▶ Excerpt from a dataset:

--*--

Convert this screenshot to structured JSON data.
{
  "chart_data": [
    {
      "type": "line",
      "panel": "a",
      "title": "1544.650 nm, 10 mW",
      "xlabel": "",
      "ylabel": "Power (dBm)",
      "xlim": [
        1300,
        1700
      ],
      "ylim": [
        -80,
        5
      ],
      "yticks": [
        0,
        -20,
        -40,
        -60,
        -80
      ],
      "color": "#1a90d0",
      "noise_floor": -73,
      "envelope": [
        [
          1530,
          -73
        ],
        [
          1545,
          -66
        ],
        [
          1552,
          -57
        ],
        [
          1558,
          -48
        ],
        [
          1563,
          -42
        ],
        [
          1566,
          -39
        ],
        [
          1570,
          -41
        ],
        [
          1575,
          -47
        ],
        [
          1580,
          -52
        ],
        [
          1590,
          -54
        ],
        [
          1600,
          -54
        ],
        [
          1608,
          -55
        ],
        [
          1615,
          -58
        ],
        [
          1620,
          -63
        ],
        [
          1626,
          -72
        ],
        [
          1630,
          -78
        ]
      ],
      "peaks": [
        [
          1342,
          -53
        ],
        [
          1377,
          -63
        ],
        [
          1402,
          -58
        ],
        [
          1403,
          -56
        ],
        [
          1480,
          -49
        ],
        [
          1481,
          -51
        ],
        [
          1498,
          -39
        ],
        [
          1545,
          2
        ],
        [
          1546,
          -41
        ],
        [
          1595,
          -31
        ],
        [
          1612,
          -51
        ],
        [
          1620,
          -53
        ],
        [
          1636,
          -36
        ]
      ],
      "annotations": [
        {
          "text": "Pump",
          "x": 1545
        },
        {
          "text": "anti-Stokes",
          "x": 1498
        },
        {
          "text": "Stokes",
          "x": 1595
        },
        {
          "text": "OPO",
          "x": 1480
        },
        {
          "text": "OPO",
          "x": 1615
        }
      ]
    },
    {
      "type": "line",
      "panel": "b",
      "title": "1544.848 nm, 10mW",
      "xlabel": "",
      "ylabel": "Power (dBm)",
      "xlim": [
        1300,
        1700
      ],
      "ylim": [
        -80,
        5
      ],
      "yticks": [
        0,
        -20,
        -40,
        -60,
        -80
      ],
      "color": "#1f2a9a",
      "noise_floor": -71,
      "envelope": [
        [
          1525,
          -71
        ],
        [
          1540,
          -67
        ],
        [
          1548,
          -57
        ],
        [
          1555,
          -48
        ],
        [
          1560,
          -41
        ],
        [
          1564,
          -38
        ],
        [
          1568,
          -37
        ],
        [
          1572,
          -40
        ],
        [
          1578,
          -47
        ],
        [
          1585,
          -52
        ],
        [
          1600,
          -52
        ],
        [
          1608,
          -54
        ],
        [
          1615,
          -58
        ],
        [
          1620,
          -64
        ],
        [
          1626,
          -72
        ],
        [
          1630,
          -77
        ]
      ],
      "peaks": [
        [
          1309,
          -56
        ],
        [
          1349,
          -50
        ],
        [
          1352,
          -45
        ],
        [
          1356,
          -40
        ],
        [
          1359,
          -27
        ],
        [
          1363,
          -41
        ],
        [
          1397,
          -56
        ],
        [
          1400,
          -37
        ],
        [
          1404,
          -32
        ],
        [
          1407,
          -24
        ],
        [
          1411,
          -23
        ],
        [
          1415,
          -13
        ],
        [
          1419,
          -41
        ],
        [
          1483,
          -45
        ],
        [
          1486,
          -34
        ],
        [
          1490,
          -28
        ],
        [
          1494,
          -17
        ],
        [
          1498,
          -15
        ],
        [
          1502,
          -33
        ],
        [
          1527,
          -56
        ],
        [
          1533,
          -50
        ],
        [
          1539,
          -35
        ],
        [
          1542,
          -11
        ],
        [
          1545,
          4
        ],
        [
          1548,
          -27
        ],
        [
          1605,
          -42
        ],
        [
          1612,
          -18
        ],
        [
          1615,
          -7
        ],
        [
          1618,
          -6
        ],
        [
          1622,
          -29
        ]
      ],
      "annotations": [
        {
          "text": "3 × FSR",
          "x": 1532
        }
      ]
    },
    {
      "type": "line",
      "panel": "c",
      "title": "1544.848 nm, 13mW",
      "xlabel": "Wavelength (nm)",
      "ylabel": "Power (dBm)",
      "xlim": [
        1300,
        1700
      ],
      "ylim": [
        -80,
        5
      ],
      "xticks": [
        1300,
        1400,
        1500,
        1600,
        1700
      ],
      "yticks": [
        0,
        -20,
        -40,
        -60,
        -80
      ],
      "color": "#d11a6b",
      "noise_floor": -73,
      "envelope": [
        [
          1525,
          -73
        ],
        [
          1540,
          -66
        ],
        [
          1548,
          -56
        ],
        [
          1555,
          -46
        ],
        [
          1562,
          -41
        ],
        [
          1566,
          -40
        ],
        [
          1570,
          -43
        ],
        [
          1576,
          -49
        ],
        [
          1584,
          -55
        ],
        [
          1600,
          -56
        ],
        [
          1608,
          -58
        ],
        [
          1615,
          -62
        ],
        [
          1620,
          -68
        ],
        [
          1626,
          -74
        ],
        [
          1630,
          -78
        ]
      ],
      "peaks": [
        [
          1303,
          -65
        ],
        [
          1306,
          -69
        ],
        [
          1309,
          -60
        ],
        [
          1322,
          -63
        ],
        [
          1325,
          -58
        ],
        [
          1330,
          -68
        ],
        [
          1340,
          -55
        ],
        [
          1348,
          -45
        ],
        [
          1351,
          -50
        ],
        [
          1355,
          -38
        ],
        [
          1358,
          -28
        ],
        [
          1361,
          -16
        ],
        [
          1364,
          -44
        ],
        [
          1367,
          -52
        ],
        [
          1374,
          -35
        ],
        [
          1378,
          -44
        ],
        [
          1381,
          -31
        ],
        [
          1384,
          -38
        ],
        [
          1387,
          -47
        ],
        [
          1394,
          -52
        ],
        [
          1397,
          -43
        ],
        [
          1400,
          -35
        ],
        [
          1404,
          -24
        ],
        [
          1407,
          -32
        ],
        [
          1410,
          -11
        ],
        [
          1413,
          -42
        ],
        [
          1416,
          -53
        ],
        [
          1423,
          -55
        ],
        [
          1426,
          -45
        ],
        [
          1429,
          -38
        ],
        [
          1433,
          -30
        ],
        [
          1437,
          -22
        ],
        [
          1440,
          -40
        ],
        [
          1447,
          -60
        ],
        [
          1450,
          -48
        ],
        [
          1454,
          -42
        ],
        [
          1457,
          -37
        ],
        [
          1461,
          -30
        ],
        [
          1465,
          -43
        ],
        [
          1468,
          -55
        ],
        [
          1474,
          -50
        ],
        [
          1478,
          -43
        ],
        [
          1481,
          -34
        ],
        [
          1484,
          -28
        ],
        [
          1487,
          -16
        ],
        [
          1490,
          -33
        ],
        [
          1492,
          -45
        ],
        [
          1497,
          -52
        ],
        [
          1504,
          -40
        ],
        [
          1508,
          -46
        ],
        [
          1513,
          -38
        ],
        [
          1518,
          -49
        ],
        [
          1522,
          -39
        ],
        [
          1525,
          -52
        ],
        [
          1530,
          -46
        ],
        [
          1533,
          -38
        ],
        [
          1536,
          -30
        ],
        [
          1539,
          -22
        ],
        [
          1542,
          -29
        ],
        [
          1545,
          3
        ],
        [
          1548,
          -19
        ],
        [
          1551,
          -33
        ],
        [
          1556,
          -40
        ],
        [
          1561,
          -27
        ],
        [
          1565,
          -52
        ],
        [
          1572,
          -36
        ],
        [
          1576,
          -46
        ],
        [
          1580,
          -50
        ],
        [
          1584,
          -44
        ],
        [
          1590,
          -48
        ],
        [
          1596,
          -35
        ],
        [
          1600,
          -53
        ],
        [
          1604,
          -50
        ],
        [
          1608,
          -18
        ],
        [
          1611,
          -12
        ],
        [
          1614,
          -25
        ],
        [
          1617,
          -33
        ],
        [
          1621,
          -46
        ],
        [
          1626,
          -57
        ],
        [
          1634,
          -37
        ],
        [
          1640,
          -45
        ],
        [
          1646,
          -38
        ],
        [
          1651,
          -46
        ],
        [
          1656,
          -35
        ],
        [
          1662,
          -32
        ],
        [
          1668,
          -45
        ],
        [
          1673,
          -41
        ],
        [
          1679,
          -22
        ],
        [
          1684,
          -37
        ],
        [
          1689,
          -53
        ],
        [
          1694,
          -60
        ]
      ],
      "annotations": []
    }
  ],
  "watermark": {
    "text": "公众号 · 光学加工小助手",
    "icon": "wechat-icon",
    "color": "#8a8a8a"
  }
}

--*--

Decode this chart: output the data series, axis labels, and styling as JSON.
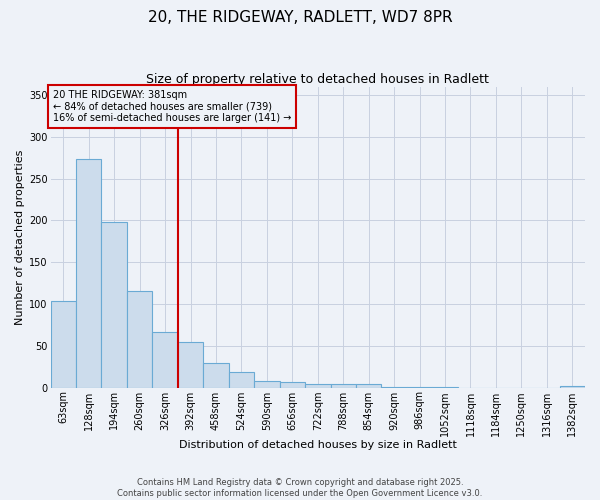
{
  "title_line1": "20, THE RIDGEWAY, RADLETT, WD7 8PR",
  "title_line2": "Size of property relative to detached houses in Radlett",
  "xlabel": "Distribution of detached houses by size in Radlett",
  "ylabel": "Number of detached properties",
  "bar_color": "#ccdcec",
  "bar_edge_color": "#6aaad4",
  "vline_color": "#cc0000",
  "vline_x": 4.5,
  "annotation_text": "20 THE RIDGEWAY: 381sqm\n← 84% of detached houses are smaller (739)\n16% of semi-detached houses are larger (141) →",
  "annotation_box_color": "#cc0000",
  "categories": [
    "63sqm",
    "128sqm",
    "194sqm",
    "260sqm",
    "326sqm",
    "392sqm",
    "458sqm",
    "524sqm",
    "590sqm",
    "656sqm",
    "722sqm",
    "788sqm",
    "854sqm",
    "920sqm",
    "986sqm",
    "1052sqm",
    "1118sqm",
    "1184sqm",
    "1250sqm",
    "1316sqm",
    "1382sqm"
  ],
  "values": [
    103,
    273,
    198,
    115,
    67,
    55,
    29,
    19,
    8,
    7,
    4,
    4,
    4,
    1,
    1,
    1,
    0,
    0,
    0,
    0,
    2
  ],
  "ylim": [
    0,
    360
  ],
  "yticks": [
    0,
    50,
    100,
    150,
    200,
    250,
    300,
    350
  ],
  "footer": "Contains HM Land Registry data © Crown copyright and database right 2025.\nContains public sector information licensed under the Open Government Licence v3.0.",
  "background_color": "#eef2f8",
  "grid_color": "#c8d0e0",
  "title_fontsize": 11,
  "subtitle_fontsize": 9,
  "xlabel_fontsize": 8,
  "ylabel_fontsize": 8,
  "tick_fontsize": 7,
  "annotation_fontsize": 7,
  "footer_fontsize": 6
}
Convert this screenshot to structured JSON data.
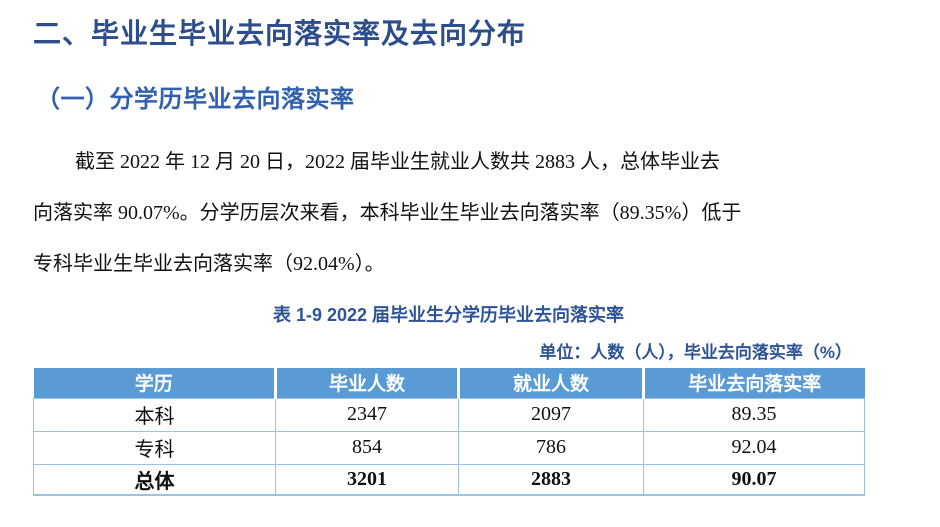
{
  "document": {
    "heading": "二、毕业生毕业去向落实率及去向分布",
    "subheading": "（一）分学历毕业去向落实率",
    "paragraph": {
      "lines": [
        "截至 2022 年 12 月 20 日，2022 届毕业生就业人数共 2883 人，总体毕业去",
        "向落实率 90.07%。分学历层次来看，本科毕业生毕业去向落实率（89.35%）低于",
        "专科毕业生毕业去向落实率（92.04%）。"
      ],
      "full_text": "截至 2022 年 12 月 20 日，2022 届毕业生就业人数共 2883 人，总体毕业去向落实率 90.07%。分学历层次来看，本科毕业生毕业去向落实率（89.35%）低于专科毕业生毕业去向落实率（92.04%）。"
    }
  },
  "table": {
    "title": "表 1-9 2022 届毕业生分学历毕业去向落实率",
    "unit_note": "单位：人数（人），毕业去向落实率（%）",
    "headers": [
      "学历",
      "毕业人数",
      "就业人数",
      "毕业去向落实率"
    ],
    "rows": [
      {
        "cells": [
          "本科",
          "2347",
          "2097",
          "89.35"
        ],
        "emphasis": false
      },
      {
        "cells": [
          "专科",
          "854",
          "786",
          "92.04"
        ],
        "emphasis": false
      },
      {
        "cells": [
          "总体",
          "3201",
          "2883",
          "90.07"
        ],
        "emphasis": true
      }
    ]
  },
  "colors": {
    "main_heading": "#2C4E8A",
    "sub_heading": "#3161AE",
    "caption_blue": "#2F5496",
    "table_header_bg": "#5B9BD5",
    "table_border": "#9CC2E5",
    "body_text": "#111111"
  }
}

--*--

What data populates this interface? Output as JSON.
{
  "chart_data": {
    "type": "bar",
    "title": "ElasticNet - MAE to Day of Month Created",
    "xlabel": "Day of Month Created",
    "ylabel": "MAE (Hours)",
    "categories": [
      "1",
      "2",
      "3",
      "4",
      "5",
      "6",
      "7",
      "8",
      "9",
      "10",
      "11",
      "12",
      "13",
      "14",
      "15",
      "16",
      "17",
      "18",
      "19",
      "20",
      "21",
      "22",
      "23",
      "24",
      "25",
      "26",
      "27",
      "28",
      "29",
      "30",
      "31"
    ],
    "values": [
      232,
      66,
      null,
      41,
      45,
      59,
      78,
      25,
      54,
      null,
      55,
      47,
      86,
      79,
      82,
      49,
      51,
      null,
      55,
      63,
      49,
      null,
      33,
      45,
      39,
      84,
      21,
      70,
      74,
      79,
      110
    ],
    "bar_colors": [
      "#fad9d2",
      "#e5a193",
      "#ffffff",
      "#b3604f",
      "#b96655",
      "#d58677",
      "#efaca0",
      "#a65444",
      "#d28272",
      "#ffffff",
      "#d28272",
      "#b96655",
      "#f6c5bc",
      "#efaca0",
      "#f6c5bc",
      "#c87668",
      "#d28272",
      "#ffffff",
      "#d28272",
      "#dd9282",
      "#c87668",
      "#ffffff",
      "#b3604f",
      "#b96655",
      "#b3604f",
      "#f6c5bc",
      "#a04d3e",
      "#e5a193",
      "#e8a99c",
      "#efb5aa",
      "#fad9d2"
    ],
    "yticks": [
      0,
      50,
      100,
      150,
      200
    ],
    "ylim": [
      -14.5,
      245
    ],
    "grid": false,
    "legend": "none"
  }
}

--*--

▶ WHAT TO WORK ON:
Look through the records and gather each line with the word "RIDGEWAY".

▶ ANSWER TO THIS TASK:
  "title_line1": "20, THE RIDGEWAY, RADLETT, WD7 8PR",
  "annotation_text": "20 THE RIDGEWAY: 381sqm\n← 84% of detached houses are smaller (739)\n16% of semi-detached houses are larger (141) →",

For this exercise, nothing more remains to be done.